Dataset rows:

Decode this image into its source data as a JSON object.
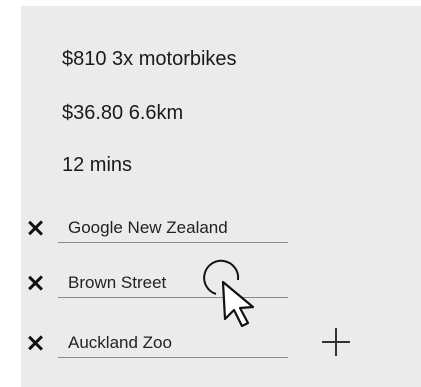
{
  "summary": {
    "cost_and_vehicles": "$810 3x motorbikes",
    "fare_and_distance": "$36.80 6.6km",
    "duration": "12 mins"
  },
  "stops": [
    {
      "name": "Google New Zealand"
    },
    {
      "name": "Brown Street"
    },
    {
      "name": "Auckland Zoo"
    }
  ],
  "icons": {
    "remove": "close-icon",
    "add": "plus-icon",
    "cursor": "click-cursor-icon"
  },
  "colors": {
    "panel_background": "#ebebeb",
    "text": "#1a1a1a",
    "underline": "#8a8a8a"
  }
}
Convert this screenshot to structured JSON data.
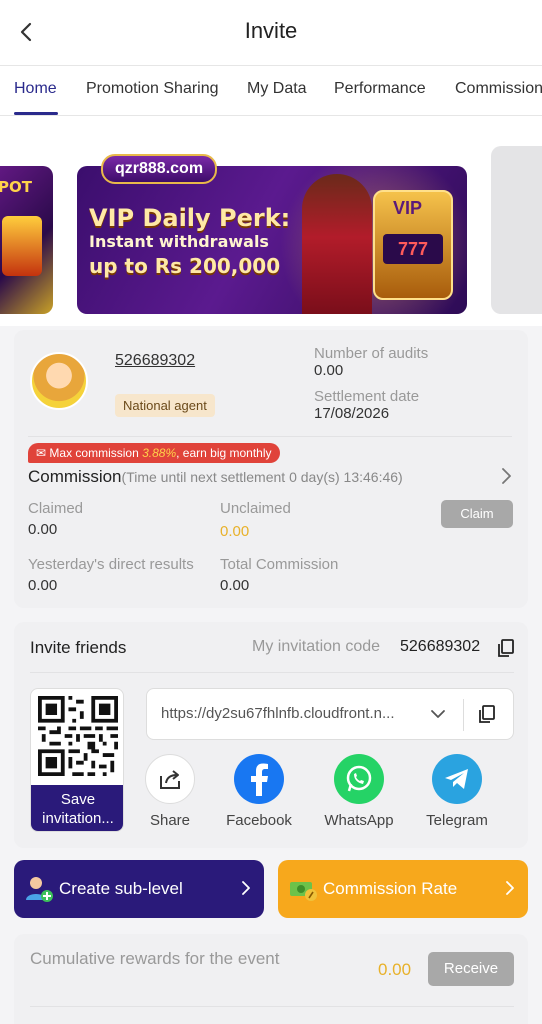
{
  "header": {
    "title": "Invite",
    "back_icon": "chevron-left-icon"
  },
  "tabs": [
    {
      "label": "Home",
      "active": true
    },
    {
      "label": "Promotion Sharing"
    },
    {
      "label": "My Data"
    },
    {
      "label": "Performance"
    },
    {
      "label": "Commission"
    }
  ],
  "banner": {
    "left_text": "POT",
    "brand": "qzr888.com",
    "headline": "VIP Daily Perk:",
    "subline": "Instant withdrawals",
    "amount": "up to Rs 200,000",
    "vip": "VIP",
    "sevens": "777"
  },
  "agent": {
    "id": "526689302",
    "badge": "National agent",
    "audits_label": "Number of audits",
    "audits_value": "0.00",
    "settlement_label": "Settlement date",
    "settlement_value": "17/08/2026"
  },
  "commission": {
    "promo_prefix": "Max commission ",
    "promo_rate": "3.88%",
    "promo_suffix": ", earn big monthly",
    "title": "Commission",
    "sub": "(Time until next settlement  0 day(s) 13:46:46)",
    "claimed_label": "Claimed",
    "claimed_value": "0.00",
    "unclaimed_label": "Unclaimed",
    "unclaimed_value": "0.00",
    "claim_button": "Claim",
    "yesterday_label": "Yesterday's direct results",
    "yesterday_value": "0.00",
    "total_label": "Total Commission",
    "total_value": "0.00"
  },
  "invite": {
    "title": "Invite friends",
    "code_label": "My invitation code",
    "code_value": "526689302",
    "save_label": "Save invitation...",
    "url": "https://dy2su67fhlnfb.cloudfront.n...",
    "share": [
      {
        "label": "Share",
        "icon": "share-icon",
        "color": "#ffffff"
      },
      {
        "label": "Facebook",
        "icon": "facebook-icon",
        "color": "#1877f2"
      },
      {
        "label": "WhatsApp",
        "icon": "whatsapp-icon",
        "color": "#25d366"
      },
      {
        "label": "Telegram",
        "icon": "telegram-icon",
        "color": "#2aa3e0"
      }
    ]
  },
  "actions": {
    "create_sub": "Create sub-level",
    "commission_rate": "Commission Rate"
  },
  "rewards": {
    "label": "Cumulative rewards for the event",
    "value": "0.00",
    "receive": "Receive"
  },
  "colors": {
    "accent": "#2a1a7a",
    "gold": "#e8b12a",
    "orange": "#f7a81c",
    "badge_red": "#e0433a"
  }
}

### Problem details
All of the records above must be copied exactly, except for the pictures.

### Solution
Decode this image into its source data as a JSON object.
{
  "summary": {
    "cost_and_vehicles": "$810 3x motorbikes",
    "fare_and_distance": "$36.80 6.6km",
    "duration": "12 mins"
  },
  "stops": [
    {
      "name": "Google New Zealand"
    },
    {
      "name": "Brown Street"
    },
    {
      "name": "Auckland Zoo"
    }
  ],
  "icons": {
    "remove": "close-icon",
    "add": "plus-icon",
    "cursor": "click-cursor-icon"
  },
  "colors": {
    "panel_background": "#ebebeb",
    "text": "#1a1a1a",
    "underline": "#8a8a8a"
  }
}
Convert this screenshot to structured JSON data.
{
  "header": {
    "title": "Invite",
    "back_icon": "chevron-left-icon"
  },
  "tabs": [
    {
      "label": "Home",
      "active": true
    },
    {
      "label": "Promotion Sharing"
    },
    {
      "label": "My Data"
    },
    {
      "label": "Performance"
    },
    {
      "label": "Commission"
    }
  ],
  "banner": {
    "left_text": "POT",
    "brand": "qzr888.com",
    "headline": "VIP Daily Perk:",
    "subline": "Instant withdrawals",
    "amount": "up to Rs 200,000",
    "vip": "VIP",
    "sevens": "777"
  },
  "agent": {
    "id": "526689302",
    "badge": "National agent",
    "audits_label": "Number of audits",
    "audits_value": "0.00",
    "settlement_label": "Settlement date",
    "settlement_value": "17/08/2026"
  },
  "commission": {
    "promo_prefix": "Max commission ",
    "promo_rate": "3.88%",
    "promo_suffix": ", earn big monthly",
    "title": "Commission",
    "sub": "(Time until next settlement  0 day(s) 13:46:46)",
    "claimed_label": "Claimed",
    "claimed_value": "0.00",
    "unclaimed_label": "Unclaimed",
    "unclaimed_value": "0.00",
    "claim_button": "Claim",
    "yesterday_label": "Yesterday's direct results",
    "yesterday_value": "0.00",
    "total_label": "Total Commission",
    "total_value": "0.00"
  },
  "invite": {
    "title": "Invite friends",
    "code_label": "My invitation code",
    "code_value": "526689302",
    "save_label": "Save invitation...",
    "url": "https://dy2su67fhlnfb.cloudfront.n...",
    "share": [
      {
        "label": "Share",
        "icon": "share-icon",
        "color": "#ffffff"
      },
      {
        "label": "Facebook",
        "icon": "facebook-icon",
        "color": "#1877f2"
      },
      {
        "label": "WhatsApp",
        "icon": "whatsapp-icon",
        "color": "#25d366"
      },
      {
        "label": "Telegram",
        "icon": "telegram-icon",
        "color": "#2aa3e0"
      }
    ]
  },
  "actions": {
    "create_sub": "Create sub-level",
    "commission_rate": "Commission Rate"
  },
  "rewards": {
    "label": "Cumulative rewards for the event",
    "value": "0.00",
    "receive": "Receive"
  },
  "colors": {
    "accent": "#2a1a7a",
    "gold": "#e8b12a",
    "orange": "#f7a81c",
    "badge_red": "#e0433a"
  }
}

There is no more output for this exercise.